WORK TO BE COMPLETED
Set out each line from the following listing that includes the word "style".

+-------+

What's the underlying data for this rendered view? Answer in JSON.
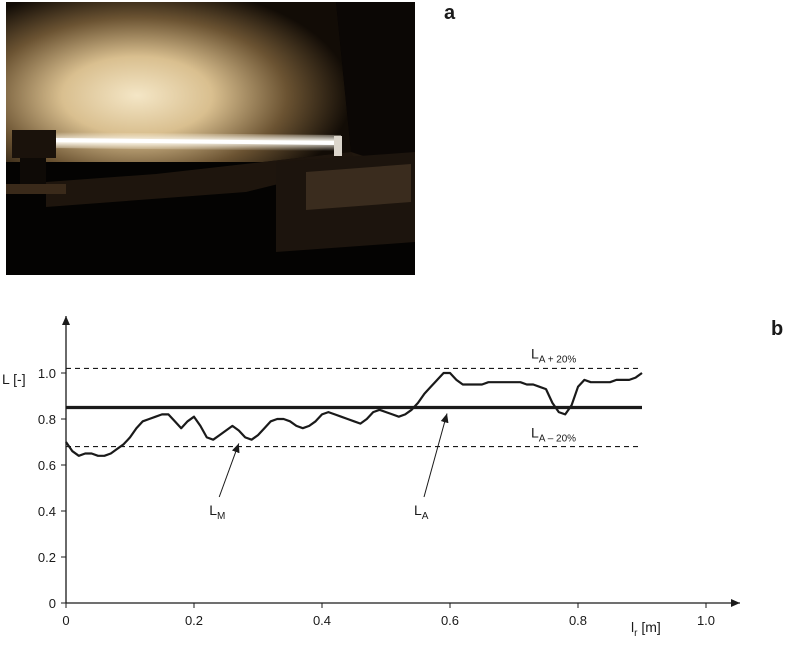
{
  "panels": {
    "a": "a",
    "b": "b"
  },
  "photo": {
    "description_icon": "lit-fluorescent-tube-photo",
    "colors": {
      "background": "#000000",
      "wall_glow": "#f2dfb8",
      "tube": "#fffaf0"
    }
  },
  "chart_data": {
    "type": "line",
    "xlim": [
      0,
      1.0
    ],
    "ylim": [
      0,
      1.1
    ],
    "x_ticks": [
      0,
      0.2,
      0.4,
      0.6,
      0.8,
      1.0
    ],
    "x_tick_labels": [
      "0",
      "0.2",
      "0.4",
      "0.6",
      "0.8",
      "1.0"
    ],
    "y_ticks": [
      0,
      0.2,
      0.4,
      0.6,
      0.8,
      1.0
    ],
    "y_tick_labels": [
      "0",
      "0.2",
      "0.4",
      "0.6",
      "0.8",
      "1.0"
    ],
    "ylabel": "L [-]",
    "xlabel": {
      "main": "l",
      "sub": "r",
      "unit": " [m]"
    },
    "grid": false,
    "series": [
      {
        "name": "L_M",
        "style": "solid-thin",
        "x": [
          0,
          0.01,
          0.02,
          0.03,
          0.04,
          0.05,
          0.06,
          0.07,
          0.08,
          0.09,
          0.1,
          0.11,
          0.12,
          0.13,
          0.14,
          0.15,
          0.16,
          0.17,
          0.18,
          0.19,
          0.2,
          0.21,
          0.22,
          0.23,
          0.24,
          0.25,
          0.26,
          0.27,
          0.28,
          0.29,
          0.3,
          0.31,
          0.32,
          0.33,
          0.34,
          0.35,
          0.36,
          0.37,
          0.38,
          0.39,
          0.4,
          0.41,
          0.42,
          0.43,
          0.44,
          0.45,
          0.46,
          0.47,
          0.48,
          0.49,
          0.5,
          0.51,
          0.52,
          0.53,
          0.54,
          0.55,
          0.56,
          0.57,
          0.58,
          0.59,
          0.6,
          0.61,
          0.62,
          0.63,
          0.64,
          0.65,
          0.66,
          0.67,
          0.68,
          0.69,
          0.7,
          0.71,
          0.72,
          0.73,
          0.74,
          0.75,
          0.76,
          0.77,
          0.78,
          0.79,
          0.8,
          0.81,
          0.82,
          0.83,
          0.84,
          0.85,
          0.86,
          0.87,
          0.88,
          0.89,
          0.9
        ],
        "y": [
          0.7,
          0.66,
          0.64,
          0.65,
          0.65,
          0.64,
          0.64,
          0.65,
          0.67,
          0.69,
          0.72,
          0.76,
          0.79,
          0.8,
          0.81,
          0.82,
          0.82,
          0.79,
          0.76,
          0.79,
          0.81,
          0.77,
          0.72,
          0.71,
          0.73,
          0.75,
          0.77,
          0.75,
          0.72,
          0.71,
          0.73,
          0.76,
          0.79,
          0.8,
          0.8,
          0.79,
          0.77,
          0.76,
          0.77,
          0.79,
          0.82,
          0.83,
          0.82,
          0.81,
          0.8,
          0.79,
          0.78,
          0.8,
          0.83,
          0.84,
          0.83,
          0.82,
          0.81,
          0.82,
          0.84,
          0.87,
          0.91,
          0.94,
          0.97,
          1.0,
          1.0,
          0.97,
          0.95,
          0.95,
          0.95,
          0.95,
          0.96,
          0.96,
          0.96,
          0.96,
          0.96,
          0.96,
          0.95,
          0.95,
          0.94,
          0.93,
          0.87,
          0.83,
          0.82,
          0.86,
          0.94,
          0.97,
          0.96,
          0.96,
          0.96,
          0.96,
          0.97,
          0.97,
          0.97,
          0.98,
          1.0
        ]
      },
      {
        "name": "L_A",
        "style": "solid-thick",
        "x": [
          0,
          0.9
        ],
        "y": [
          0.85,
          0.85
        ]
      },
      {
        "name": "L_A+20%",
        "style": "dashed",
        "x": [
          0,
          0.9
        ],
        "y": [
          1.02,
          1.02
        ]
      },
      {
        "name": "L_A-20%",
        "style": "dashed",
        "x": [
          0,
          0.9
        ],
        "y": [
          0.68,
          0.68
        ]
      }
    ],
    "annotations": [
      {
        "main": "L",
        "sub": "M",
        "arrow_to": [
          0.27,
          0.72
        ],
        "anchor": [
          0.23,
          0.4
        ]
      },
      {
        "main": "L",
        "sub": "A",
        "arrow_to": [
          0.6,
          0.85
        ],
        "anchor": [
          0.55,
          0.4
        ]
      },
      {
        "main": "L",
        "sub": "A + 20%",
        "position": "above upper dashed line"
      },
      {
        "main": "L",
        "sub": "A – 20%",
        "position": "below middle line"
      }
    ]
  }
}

+-------+

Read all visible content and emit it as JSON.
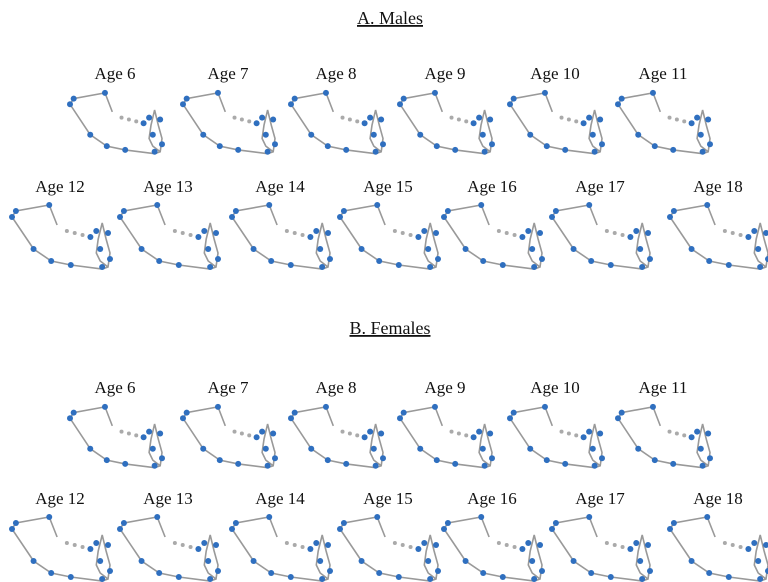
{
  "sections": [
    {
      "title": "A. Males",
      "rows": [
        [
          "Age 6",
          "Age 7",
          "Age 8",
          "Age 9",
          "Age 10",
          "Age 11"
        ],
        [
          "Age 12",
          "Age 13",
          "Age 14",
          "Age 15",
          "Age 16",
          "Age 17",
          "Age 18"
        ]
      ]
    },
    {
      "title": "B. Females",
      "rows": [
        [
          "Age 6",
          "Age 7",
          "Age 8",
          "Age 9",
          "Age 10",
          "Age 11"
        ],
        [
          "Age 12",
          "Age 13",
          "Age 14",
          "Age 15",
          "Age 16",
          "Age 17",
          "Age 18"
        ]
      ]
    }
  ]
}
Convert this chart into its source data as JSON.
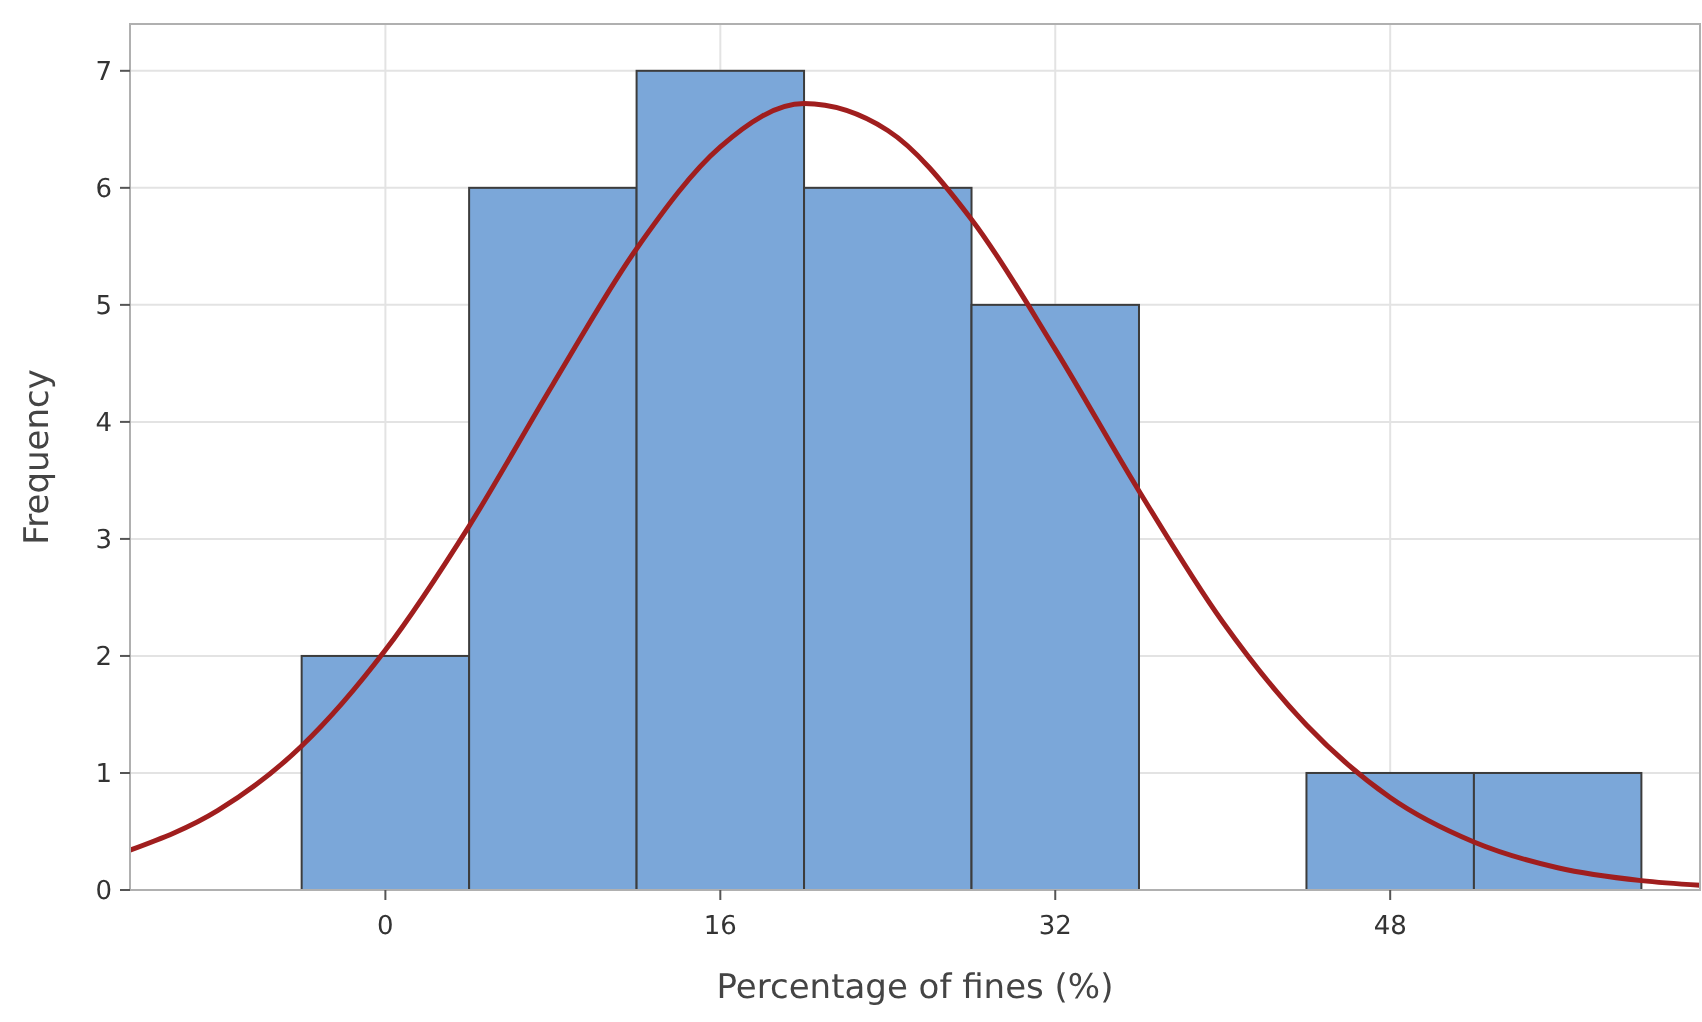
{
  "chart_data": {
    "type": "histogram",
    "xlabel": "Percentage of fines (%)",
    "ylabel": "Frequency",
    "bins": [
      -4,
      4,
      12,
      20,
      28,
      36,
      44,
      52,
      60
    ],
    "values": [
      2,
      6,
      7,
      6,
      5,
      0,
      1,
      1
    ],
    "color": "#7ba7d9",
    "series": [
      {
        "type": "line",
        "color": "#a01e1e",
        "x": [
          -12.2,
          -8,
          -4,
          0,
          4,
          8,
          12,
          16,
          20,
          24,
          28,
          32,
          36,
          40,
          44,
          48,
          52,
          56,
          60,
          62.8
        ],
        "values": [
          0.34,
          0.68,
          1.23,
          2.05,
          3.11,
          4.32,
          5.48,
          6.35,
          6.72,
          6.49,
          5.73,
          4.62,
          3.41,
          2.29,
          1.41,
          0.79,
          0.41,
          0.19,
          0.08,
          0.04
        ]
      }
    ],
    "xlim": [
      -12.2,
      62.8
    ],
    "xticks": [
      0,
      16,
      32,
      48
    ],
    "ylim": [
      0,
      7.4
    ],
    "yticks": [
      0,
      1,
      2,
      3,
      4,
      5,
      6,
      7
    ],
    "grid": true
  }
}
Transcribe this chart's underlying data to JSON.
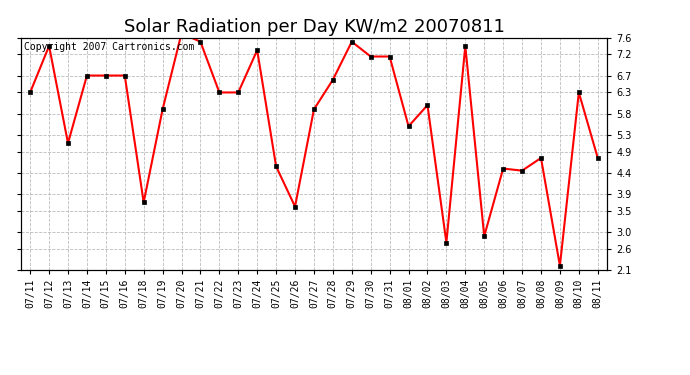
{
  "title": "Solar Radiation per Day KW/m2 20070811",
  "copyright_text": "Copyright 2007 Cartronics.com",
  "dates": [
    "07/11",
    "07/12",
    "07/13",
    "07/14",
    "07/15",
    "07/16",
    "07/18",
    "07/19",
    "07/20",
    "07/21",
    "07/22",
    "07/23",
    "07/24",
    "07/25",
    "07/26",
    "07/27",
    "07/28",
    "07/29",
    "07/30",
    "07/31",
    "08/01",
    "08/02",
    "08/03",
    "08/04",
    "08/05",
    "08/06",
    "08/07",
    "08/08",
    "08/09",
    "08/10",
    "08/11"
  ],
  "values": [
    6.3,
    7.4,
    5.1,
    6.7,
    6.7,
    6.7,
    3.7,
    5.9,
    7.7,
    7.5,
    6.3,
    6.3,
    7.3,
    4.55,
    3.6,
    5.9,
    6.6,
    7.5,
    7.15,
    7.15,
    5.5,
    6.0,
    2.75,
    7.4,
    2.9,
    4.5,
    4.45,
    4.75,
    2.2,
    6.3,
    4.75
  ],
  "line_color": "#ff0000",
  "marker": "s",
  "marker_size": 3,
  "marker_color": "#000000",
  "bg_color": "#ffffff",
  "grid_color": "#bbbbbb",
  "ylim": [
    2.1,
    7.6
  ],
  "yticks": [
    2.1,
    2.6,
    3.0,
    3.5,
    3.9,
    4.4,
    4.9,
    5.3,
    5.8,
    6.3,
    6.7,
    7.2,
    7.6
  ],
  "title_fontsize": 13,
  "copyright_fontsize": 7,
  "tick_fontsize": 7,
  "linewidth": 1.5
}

+-------+

TASK ANSWER
        "style": "solid-thin",
        "style": "solid-thick",
        "style": "dashed",
        "style": "dashed",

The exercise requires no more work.